── Task material ──
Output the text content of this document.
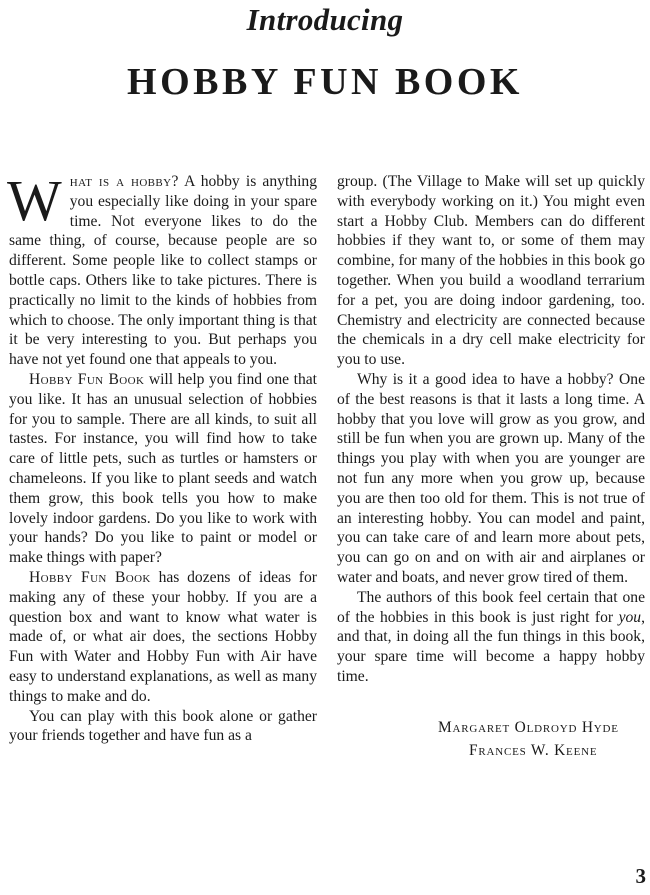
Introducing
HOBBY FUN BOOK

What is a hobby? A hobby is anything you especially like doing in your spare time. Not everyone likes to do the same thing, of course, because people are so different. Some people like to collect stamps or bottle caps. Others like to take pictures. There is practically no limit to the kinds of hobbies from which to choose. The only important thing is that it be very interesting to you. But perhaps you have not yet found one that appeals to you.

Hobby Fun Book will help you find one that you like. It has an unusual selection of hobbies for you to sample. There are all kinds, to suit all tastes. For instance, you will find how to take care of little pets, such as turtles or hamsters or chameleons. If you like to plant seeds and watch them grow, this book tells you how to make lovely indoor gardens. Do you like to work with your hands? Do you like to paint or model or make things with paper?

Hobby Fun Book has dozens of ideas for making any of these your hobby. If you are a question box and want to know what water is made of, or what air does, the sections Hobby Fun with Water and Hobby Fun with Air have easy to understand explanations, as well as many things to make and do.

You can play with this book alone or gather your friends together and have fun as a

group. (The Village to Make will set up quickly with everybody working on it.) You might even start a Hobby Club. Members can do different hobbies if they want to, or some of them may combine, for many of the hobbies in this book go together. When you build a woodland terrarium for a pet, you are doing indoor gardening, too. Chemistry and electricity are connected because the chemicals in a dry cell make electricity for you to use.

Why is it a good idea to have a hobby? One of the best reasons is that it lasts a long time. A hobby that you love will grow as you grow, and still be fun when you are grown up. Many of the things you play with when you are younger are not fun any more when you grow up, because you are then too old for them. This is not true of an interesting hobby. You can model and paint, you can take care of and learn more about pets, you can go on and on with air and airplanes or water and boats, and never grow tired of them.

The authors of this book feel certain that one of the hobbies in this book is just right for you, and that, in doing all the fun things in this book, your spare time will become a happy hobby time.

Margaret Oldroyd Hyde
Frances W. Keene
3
───
## What you will do:
Pictures stay out of the copy; please restate every record above exactly.

## Solution to this task:
Output the text content of this document.
Introducing
HOBBY FUN BOOK

What is a hobby? A hobby is anything you especially like doing in your spare time. Not everyone likes to do the same thing, of course, because people are so different. Some people like to collect stamps or bottle caps. Others like to take pictures. There is practically no limit to the kinds of hobbies from which to choose. The only important thing is that it be very interesting to you. But perhaps you have not yet found one that appeals to you.

Hobby Fun Book will help you find one that you like. It has an unusual selection of hobbies for you to sample. There are all kinds, to suit all tastes. For instance, you will find how to take care of little pets, such as turtles or hamsters or chameleons. If you like to plant seeds and watch them grow, this book tells you how to make lovely indoor gardens. Do you like to work with your hands? Do you like to paint or model or make things with paper?

Hobby Fun Book has dozens of ideas for making any of these your hobby. If you are a question box and want to know what water is made of, or what air does, the sections Hobby Fun with Water and Hobby Fun with Air have easy to understand explanations, as well as many things to make and do.

You can play with this book alone or gather your friends together and have fun as a

group. (The Village to Make will set up quickly with everybody working on it.) You might even start a Hobby Club. Members can do different hobbies if they want to, or some of them may combine, for many of the hobbies in this book go together. When you build a woodland terrarium for a pet, you are doing indoor gardening, too. Chemistry and electricity are connected because the chemicals in a dry cell make electricity for you to use.

Why is it a good idea to have a hobby? One of the best reasons is that it lasts a long time. A hobby that you love will grow as you grow, and still be fun when you are grown up. Many of the things you play with when you are younger are not fun any more when you grow up, because you are then too old for them. This is not true of an interesting hobby. You can model and paint, you can take care of and learn more about pets, you can go on and on with air and airplanes or water and boats, and never grow tired of them.

The authors of this book feel certain that one of the hobbies in this book is just right for you, and that, in doing all the fun things in this book, your spare time will become a happy hobby time.

Margaret Oldroyd Hyde
Frances W. Keene
3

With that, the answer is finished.